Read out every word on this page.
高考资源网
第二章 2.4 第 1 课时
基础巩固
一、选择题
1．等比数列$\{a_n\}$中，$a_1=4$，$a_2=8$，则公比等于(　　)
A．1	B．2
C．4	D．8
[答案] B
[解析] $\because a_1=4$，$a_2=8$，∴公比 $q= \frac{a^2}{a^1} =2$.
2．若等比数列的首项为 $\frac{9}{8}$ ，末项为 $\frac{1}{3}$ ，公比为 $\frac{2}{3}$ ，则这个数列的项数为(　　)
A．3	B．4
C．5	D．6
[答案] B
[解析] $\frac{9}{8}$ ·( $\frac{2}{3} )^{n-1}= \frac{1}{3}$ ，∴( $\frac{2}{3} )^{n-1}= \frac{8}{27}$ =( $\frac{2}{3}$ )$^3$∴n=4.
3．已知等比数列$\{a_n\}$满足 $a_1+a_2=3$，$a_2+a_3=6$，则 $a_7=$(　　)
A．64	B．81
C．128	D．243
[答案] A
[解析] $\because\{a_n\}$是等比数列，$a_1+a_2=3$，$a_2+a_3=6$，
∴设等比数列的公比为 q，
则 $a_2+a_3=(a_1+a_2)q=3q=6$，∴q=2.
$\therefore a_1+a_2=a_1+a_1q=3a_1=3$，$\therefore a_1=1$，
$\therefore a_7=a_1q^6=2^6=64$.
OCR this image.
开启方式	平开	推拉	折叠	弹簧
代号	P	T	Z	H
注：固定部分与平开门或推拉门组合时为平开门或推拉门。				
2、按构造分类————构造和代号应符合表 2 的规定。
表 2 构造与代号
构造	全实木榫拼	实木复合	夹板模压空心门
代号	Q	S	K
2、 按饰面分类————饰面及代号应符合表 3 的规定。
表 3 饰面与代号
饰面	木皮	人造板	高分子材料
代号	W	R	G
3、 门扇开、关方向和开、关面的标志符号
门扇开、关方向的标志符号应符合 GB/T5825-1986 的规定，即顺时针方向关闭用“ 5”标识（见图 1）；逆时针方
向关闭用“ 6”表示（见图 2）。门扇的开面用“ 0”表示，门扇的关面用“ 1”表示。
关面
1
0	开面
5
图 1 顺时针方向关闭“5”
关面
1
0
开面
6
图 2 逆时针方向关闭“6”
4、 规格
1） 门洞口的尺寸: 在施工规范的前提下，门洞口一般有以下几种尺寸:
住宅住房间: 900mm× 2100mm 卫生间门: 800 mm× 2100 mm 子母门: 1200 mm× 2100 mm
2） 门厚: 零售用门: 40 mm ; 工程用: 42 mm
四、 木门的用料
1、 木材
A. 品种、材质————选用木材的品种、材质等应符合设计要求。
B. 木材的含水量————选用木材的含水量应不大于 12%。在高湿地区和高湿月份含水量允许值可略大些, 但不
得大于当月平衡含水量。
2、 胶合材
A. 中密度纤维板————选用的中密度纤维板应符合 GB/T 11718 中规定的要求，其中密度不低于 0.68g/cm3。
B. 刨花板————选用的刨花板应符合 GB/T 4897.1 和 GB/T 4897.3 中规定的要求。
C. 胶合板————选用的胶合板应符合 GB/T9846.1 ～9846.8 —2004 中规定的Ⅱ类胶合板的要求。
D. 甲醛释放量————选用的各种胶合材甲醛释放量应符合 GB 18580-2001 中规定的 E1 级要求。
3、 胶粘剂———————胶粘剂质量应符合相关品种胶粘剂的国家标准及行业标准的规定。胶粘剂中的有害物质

□ □ □

**Objective**. Your answer should be a single number: how many lines of the material contain the word "中规定的要求".

**Task answer**. 2